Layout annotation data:
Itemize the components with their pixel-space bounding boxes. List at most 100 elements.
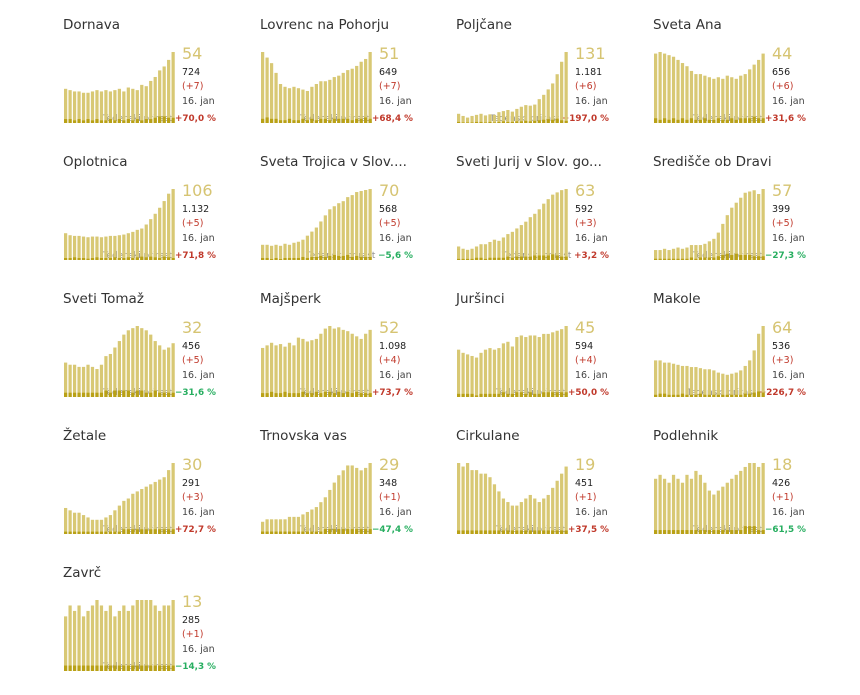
chart-card: Trnovska vas 29 348 (+1) 16. jan Tedenski pri… [260, 428, 440, 558]
active-bar [305, 235, 310, 260]
new-cases-bar [99, 120, 104, 123]
weekly-growth-value: +73,7 % [372, 388, 413, 398]
new-cases-bar [488, 257, 492, 260]
active-bar [461, 352, 465, 397]
new-cases-bar [510, 530, 514, 534]
new-cases-bar [346, 529, 350, 534]
active-bar [126, 233, 130, 260]
active-bar [739, 197, 743, 260]
new-cases-bar [64, 257, 68, 260]
active-bar [310, 509, 314, 534]
bar-chart [64, 600, 175, 671]
new-cases-bar [457, 121, 461, 123]
active-bar [153, 213, 157, 260]
new-cases-bar [292, 120, 296, 123]
active-bar [301, 338, 305, 397]
active-bar [86, 517, 90, 534]
active-bar [135, 491, 139, 534]
chart-card: Žetale 30 291 (+3) 16. jan Tedenski prirast +… [63, 428, 243, 558]
date-label: 16. jan [182, 96, 215, 107]
new-cases-bar [265, 531, 269, 534]
active-bar [474, 246, 479, 260]
new-cases-bar [158, 665, 162, 671]
active-bar [287, 244, 292, 260]
new-cases-bar [135, 257, 139, 260]
active-bar [350, 195, 354, 260]
new-cases-bar [528, 530, 532, 534]
active-bar [519, 502, 523, 534]
active-bar [703, 369, 707, 397]
new-cases-bar [492, 122, 497, 123]
active-bar [171, 463, 175, 534]
active-bar [131, 605, 135, 671]
new-cases-bar [77, 392, 81, 397]
active-bar [546, 494, 550, 534]
active-bar [564, 326, 568, 397]
active-bar [162, 605, 166, 671]
new-cases-bar [510, 121, 514, 123]
active-bar [470, 248, 474, 260]
new-cases-bar [524, 256, 528, 260]
active-bar [117, 88, 121, 123]
active-bar [117, 235, 121, 260]
new-cases-bar [171, 392, 175, 397]
chart-card: Sveta Ana 44 656 (+6) 16. jan Tedenski priras… [653, 17, 833, 147]
active-bar [716, 490, 720, 534]
new-cases-bar [292, 257, 296, 260]
active-bar [77, 512, 81, 534]
active-bar [86, 610, 90, 671]
active-bar [149, 80, 153, 123]
active-bar [689, 70, 694, 123]
active-bar [712, 370, 716, 397]
active-bar [113, 90, 117, 123]
active-bar [283, 519, 287, 534]
new-cases-bar [479, 121, 483, 123]
active-bar [126, 610, 130, 671]
new-cases-bar [519, 392, 523, 397]
bar-chart [64, 463, 175, 534]
active-bar [99, 605, 104, 671]
active-bar [149, 334, 153, 397]
new-cases-bar [725, 119, 729, 123]
active-bar [99, 237, 104, 260]
active-bar [261, 52, 265, 123]
active-bar [739, 75, 743, 123]
active-bar [131, 88, 135, 123]
active-bar [506, 341, 510, 397]
new-cases-bar [77, 119, 81, 123]
date-label: 16. jan [379, 233, 412, 244]
active-bar [528, 494, 532, 534]
new-cases-bar [757, 530, 761, 534]
new-cases-bar [310, 118, 314, 123]
active-bar [368, 463, 372, 534]
new-cases-bar [296, 393, 301, 397]
new-cases-bar [167, 665, 171, 671]
active-bar [122, 605, 126, 671]
new-cases-bar [716, 256, 720, 260]
new-cases-bar [323, 118, 327, 123]
active-bar [131, 231, 135, 260]
new-cases-bar [319, 255, 323, 260]
new-cases-bar [292, 531, 296, 534]
new-cases-bar [274, 531, 278, 534]
active-bar [555, 330, 559, 397]
bar-chart [261, 189, 372, 260]
active-bar [519, 225, 523, 260]
new-cases-bar [140, 665, 144, 671]
active-bar [680, 482, 685, 534]
new-cases-bar [658, 258, 662, 260]
chart-card: Središče ob Dravi 57 399 (+5) 16. jan Tedensk… [653, 154, 833, 284]
new-cases-bar [140, 120, 144, 123]
daily-delta-value: (+7) [379, 81, 401, 92]
new-cases-bar [287, 118, 292, 123]
active-bar [99, 91, 104, 123]
new-cases-bar [81, 120, 86, 123]
new-cases-bar [305, 531, 310, 534]
new-cases-bar [167, 529, 171, 534]
municipality-name: Sveti Tomaž [63, 291, 144, 307]
new-cases-bar [269, 118, 274, 123]
daily-delta-value: (+6) [575, 81, 597, 92]
new-cases-bar [117, 665, 121, 671]
active-bar [162, 201, 166, 260]
active-bar [757, 59, 761, 123]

### REQUIRED TASK:
Output each line of the material above as a JSON list of strings, with one string per line and blank lines omitted. Leave the pictures out of the answer.

### SOLVED PROBLEM:
[
  "Itemize the components with their pixel-space bounding boxes. List at most 100 elements.",
  "chart-card: Trnovska vas 29 348 (+1) 16. jan Tedenski pri… [260, 428, 440, 558]",
  "active-bar [305, 235, 310, 260]",
  "new-cases-bar [99, 120, 104, 123]",
  "weekly-growth-value: +73,7 % [372, 388, 413, 398]",
  "new-cases-bar [488, 257, 492, 260]",
  "active-bar [461, 352, 465, 397]",
  "new-cases-bar [510, 530, 514, 534]",
  "new-cases-bar [346, 529, 350, 534]",
  "active-bar [126, 233, 130, 260]",
  "active-bar [739, 197, 743, 260]",
  "new-cases-bar [64, 257, 68, 260]",
  "active-bar [310, 509, 314, 534]",
  "bar-chart [64, 600, 175, 671]",
  "new-cases-bar [457, 121, 461, 123]",
  "active-bar [153, 213, 157, 260]",
  "new-cases-bar [292, 120, 296, 123]",
  "active-bar [301, 338, 305, 397]",
  "active-bar [86, 517, 90, 534]",
  "active-bar [135, 491, 139, 534]",
  "chart-card: Žetale 30 291 (+3) 16. jan Tedenski prirast +… [63, 428, 243, 558]",
  "date-label: 16. jan [182, 96, 215, 107]",
  "new-cases-bar [265, 531, 269, 534]",
  "active-bar [474, 246, 479, 260]",
  "new-cases-bar [158, 665, 162, 671]",
  "active-bar [287, 244, 292, 260]",
  "new-cases-bar [135, 257, 139, 260]",
  "active-bar [350, 195, 354, 260]",
  "new-cases-bar [528, 530, 532, 534]",
  "active-bar [519, 502, 523, 534]",
  "active-bar [703, 369, 707, 397]",
  "new-cases-bar [492, 122, 497, 123]",
  "active-bar [171, 463, 175, 534]",
  "active-bar [131, 605, 135, 671]",
  "new-cases-bar [77, 392, 81, 397]",
  "active-bar [546, 494, 550, 534]",
  "active-bar [564, 326, 568, 397]",
  "active-bar [162, 605, 166, 671]",
  "new-cases-bar [510, 121, 514, 123]",
  "active-bar [470, 248, 474, 260]",
  "new-cases-bar [524, 256, 528, 260]",
  "active-bar [117, 88, 121, 123]",
  "active-bar [117, 235, 121, 260]",
  "new-cases-bar [171, 392, 175, 397]",
  "chart-card: Sveta Ana 44 656 (+6) 16. jan Tedenski priras… [653, 17, 833, 147]",
  "active-bar [716, 490, 720, 534]",
  "new-cases-bar [292, 257, 296, 260]",
  "active-bar [77, 512, 81, 534]",
  "active-bar [86, 610, 90, 671]",
  "active-bar [149, 80, 153, 123]",
  "active-bar [689, 70, 694, 123]",
  "active-bar [712, 370, 716, 397]",
  "active-bar [113, 90, 117, 123]",
  "active-bar [283, 519, 287, 534]",
  "new-cases-bar [479, 121, 483, 123]",
  "active-bar [126, 610, 130, 671]",
  "new-cases-bar [519, 392, 523, 397]",
  "bar-chart [64, 463, 175, 534]",
  "active-bar [99, 605, 104, 671]",
  "active-bar [149, 334, 153, 397]",
  "new-cases-bar [725, 119, 729, 123]",
  "active-bar [99, 237, 104, 260]",
  "active-bar [261, 52, 265, 123]",
  "active-bar [739, 75, 743, 123]",
  "active-bar [131, 88, 135, 123]",
  "active-bar [506, 341, 510, 397]",
  "new-cases-bar [77, 119, 81, 123]",
  "date-label: 16. jan [379, 233, 412, 244]",
  "active-bar [528, 494, 532, 534]",
  "new-cases-bar [757, 530, 761, 534]",
  "new-cases-bar [310, 118, 314, 123]",
  "active-bar [368, 463, 372, 534]",
  "new-cases-bar [296, 393, 301, 397]",
  "new-cases-bar [167, 665, 171, 671]",
  "active-bar [122, 605, 126, 671]",
  "new-cases-bar [716, 256, 720, 260]",
  "new-cases-bar [323, 118, 327, 123]",
  "active-bar [131, 231, 135, 260]",
  "new-cases-bar [319, 255, 323, 260]",
  "new-cases-bar [292, 531, 296, 534]",
  "new-cases-bar [274, 531, 278, 534]",
  "active-bar [555, 330, 559, 397]",
  "bar-chart [261, 189, 372, 260]",
  "active-bar [519, 225, 523, 260]",
  "new-cases-bar [140, 665, 144, 671]",
  "active-bar [680, 482, 685, 534]",
  "new-cases-bar [658, 258, 662, 260]",
  "chart-card: Središče ob Dravi 57 399 (+5) 16. jan Tedensk… [653, 154, 833, 284]",
  "new-cases-bar [140, 120, 144, 123]",
  "daily-delta-value: (+7) [379, 81, 401, 92]",
  "new-cases-bar [287, 118, 292, 123]",
  "active-bar [99, 91, 104, 123]",
  "new-cases-bar [81, 120, 86, 123]",
  "new-cases-bar [305, 531, 310, 534]",
  "new-cases-bar [167, 529, 171, 534]",
  "municipality-name: Sveti Tomaž [63, 291, 144, 307]",
  "new-cases-bar [269, 118, 274, 123]",
  "daily-delta-value: (+6) [575, 81, 597, 92]",
  "new-cases-bar [117, 665, 121, 671]",
  "active-bar [162, 201, 166, 260]",
  "active-bar [757, 59, 761, 123]"
]